Each line that includes "this" counts once; give the total and nothing besides.
-- Start Supplied records --
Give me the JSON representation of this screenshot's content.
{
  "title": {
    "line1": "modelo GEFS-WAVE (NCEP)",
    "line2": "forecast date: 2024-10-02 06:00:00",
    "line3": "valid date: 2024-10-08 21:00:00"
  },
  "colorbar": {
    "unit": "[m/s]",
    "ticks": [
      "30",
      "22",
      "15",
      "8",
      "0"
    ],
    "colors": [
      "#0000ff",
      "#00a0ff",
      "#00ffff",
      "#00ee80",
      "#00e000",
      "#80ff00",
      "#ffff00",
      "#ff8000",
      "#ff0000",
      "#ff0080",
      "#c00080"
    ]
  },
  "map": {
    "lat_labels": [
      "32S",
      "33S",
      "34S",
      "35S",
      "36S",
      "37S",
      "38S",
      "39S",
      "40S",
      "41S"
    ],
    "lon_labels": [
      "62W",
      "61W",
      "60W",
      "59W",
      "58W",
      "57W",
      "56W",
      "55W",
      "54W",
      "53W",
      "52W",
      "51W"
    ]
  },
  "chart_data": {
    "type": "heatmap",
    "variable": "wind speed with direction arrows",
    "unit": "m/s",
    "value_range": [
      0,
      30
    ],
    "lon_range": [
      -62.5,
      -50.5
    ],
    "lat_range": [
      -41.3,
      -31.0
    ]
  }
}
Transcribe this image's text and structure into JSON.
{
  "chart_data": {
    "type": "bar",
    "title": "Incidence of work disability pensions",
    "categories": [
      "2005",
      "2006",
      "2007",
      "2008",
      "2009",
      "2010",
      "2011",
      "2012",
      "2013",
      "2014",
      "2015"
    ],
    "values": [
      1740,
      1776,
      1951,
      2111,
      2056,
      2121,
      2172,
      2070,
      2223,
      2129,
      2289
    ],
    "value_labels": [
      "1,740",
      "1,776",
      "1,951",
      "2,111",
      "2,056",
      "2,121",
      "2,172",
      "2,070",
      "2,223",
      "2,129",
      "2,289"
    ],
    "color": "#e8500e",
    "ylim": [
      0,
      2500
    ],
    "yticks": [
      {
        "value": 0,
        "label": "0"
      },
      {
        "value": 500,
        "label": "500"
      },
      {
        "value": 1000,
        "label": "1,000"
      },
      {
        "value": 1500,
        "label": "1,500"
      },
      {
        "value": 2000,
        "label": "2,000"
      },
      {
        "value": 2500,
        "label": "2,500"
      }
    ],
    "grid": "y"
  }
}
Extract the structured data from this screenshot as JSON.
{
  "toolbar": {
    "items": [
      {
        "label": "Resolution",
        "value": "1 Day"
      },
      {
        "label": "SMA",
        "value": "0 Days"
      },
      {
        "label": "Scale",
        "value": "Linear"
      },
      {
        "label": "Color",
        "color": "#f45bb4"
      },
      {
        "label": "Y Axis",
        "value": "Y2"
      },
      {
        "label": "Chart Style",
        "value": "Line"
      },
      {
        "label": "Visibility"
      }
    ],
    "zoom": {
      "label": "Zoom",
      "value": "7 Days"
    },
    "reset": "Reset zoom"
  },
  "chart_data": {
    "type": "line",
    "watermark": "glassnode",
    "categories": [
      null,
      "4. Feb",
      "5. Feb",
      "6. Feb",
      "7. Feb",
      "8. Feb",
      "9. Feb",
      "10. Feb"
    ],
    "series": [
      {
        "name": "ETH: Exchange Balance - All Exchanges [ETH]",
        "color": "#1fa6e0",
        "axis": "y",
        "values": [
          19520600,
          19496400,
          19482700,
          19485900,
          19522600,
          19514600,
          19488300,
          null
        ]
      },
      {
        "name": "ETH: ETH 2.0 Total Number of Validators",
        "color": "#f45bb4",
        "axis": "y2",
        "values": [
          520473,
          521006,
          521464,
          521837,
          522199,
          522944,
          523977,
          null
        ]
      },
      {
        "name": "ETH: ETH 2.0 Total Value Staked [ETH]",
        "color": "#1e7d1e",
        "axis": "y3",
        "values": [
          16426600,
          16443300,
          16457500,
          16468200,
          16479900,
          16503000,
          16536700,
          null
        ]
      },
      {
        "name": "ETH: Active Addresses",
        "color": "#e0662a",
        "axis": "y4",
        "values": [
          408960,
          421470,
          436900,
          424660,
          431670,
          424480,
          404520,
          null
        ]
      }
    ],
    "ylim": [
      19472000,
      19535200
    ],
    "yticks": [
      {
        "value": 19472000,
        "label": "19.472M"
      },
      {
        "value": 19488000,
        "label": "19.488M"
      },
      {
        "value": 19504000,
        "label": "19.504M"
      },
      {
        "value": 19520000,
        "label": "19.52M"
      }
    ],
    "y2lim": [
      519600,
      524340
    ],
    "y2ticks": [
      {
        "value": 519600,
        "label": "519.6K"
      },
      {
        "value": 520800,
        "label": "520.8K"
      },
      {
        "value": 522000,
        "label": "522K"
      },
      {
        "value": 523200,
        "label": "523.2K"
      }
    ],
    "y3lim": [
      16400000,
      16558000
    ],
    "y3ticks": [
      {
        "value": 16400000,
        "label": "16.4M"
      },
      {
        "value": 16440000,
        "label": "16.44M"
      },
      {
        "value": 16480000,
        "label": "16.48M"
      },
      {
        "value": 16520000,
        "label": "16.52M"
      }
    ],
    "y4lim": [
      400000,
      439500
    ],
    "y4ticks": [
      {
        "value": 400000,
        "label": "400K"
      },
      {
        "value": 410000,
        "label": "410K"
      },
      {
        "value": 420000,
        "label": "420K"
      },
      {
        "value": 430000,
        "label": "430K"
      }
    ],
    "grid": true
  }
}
-- End Supplied records --
The reply: 3